Source data:
---
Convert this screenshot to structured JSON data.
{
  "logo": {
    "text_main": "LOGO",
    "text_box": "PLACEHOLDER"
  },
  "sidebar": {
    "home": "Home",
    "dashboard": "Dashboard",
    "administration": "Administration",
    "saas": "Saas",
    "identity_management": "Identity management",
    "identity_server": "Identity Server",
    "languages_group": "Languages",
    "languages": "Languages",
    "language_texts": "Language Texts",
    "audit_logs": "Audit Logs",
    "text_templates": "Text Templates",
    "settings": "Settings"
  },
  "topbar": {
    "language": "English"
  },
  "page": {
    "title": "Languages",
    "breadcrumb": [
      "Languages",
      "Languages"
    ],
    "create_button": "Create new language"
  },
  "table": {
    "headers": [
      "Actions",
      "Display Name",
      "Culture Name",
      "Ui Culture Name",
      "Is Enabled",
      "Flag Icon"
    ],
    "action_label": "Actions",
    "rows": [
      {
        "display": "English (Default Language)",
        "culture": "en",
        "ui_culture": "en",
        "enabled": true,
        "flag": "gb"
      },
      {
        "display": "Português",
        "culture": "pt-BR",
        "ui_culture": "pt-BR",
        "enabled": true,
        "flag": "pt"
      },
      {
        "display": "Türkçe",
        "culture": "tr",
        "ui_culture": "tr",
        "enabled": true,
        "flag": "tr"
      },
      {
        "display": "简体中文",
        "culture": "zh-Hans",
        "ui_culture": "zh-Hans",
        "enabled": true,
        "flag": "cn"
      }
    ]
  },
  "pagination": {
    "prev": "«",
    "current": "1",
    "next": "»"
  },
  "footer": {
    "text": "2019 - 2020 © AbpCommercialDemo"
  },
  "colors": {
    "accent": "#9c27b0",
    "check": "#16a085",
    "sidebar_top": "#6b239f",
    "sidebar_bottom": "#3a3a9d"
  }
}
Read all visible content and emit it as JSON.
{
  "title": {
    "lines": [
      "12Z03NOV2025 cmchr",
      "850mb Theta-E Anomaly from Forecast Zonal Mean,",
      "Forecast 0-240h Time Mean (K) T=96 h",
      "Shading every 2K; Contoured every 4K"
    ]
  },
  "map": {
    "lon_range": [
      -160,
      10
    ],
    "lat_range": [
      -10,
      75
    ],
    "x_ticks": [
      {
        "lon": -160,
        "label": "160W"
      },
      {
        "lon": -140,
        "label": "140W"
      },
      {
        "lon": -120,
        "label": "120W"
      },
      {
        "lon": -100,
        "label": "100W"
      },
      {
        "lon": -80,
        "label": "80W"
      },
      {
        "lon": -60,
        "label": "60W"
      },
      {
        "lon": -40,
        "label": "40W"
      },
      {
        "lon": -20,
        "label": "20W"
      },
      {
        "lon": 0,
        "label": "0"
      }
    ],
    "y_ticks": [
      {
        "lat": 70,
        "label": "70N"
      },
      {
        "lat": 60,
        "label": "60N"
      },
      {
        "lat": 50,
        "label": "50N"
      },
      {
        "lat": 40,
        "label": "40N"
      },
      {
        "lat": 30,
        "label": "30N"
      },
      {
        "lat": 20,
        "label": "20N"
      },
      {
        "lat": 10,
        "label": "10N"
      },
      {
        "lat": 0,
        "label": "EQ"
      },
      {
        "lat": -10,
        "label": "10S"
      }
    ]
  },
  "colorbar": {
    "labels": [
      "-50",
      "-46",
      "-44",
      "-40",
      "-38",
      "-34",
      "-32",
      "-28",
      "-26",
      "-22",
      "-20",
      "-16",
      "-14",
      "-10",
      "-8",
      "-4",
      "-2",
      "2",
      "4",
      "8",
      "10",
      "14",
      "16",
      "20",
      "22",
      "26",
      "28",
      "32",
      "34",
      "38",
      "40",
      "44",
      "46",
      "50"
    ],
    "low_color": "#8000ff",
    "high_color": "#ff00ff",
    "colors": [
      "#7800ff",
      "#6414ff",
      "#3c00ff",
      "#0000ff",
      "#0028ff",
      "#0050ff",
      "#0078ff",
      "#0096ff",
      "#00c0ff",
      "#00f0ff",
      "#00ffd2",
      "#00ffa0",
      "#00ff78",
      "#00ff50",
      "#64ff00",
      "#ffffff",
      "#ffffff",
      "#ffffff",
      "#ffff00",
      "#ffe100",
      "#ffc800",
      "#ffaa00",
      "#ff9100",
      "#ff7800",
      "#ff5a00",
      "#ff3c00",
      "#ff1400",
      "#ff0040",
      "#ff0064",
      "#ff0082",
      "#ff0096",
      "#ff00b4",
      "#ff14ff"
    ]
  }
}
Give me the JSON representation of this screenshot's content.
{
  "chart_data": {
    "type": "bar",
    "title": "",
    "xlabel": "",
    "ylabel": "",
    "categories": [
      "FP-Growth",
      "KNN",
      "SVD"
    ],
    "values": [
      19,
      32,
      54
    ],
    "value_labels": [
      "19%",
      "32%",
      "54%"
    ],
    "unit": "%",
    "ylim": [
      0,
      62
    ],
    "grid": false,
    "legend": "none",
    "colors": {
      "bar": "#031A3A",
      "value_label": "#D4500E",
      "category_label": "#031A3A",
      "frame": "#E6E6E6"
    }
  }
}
---
AIM: Find the word "Mean" and list each line it appears in.

RESPONSE FOR THIS EXERCISE:
      "850mb Theta-E Anomaly from Forecast Zonal Mean,",
      "Forecast 0-240h Time Mean (K) T=96 h",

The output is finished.